__Extrait de page__.
======
La vie n'en finit pas d'être ailleurs. Le paradis enfin trouvé était-il un leurre? Peter Pan y retourne, infidèle un peu repenti, lourd de sa propre histoire. Probablement veut-il comprendre ce qui s'est passé là-bas, aux Îles-de-la-Madeleine, au temps des jeunes amours, avant la naissance de Pout qui sera l'hoir de ses hier - mais un enfant peut-il être père? Il veut traquer ce temps qui était hors du temps et en découdre une fois pour toutes avec les mirages de son éden. Pierre Gobeil, qui a tracé il y a plus de 15 ans de splendides Dessins et cartes du territoire, retrouve sa petite musique avec une pudeur et une profondeur qu'on aurait crues taries dans les récits plus récents de La cloche de verre. Pas de compte à régler cette fois, que le lancinant besoin de rendre hommage à la beauté.
======
__Données fournies__.

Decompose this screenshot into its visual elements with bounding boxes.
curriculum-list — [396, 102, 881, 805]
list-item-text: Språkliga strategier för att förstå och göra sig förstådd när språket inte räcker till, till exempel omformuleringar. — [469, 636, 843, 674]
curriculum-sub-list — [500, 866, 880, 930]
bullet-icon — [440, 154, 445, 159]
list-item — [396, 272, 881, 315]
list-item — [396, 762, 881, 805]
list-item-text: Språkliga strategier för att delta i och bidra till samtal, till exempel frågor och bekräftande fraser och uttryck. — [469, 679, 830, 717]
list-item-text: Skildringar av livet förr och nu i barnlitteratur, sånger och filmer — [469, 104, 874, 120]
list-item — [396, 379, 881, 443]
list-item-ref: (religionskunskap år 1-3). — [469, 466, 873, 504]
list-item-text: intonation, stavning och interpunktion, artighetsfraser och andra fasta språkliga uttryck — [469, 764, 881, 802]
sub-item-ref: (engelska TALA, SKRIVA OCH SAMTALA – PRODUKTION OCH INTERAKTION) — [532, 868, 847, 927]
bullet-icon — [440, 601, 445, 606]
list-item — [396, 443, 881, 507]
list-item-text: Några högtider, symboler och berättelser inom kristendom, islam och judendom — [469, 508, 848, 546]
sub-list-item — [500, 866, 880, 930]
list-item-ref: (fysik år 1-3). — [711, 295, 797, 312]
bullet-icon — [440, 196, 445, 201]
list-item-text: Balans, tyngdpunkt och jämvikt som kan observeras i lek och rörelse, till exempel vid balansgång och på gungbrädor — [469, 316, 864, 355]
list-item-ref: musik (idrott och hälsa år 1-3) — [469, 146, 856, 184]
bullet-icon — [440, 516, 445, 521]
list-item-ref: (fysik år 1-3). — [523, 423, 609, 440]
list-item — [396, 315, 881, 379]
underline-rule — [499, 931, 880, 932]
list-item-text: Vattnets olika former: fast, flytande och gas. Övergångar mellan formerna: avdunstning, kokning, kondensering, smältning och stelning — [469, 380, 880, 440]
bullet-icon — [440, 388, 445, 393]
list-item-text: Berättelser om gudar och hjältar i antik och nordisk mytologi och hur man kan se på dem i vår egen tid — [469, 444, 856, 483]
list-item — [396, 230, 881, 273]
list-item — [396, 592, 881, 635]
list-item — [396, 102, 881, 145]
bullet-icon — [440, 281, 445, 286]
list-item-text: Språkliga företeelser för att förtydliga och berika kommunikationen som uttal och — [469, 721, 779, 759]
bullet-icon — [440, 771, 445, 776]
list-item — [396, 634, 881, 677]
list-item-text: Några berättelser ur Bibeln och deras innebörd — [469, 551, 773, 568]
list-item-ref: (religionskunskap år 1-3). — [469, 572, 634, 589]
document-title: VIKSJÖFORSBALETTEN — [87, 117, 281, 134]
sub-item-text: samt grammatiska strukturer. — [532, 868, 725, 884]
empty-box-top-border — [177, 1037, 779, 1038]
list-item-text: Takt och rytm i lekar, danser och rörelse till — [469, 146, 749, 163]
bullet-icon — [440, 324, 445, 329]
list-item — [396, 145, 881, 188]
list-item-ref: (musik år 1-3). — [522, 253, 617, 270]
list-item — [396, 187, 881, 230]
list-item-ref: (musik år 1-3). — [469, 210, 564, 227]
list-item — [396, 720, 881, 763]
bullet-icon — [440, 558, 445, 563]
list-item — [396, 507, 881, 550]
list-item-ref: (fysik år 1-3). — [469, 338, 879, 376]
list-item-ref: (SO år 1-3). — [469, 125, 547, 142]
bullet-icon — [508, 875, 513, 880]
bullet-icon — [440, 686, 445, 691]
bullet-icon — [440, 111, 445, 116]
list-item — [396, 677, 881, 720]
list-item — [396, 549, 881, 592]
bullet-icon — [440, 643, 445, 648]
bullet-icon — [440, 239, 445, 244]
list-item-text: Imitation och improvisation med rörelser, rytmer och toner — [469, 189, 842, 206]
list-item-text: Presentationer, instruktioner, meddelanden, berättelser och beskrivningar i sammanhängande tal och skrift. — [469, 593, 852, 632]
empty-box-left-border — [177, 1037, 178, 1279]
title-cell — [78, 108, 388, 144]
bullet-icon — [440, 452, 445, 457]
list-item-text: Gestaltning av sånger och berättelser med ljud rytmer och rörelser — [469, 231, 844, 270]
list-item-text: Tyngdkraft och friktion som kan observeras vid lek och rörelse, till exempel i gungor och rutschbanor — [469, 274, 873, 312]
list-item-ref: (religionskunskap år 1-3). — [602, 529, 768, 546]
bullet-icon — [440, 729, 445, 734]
======
__Consignes__.
**1)** Recopiez le passage du texte sur Peter Pan, depuis « La vie n'en » jusqu'à « à la beauté. » inclus.
**2)** D'après l'extrait, quel livre Pierre Gobeil a-t-il écrit il y a plus de 15 ans ?
**3)** Relevez tous les noms propres du texte sur Peter Pan, sans compter les titres de livres.
Le matériel fourni n'est pas nécessaire ici.

__Réponses__.
**1)**
La vie n'en finit pas d'être ailleurs. Le paradis enfin trouvé était-il un leurre? Peter Pan y retourne, infidèle un peu repenti, lourd de sa propre histoire. Probablement veut-il comprendre ce qui s'est passé là-bas, aux Îles-de-la-Madeleine, au temps des jeunes amours, avant la naissance de Pout qui sera l'hoir de ses hier - mais un enfant peut-il être père? Il veut traquer ce temps qui était hors du temps et en découdre une fois pour toutes avec les mirages de son éden. Pierre Gobeil, qui a tracé il y a plus de 15 ans de splendides Dessins et cartes du territoire, retrouve sa petite musique avec une pudeur et une profondeur qu'on aurait crues taries dans les récits plus récents de La cloche de verre. Pas de compte à régler cette fois, que le lancinant besoin de rendre hommage à la beauté.

**2)** Dessins et cartes du territoire.

**3)** Peter Pan, Îles-de-la-Madeleine, Pout, Pierre Gobeil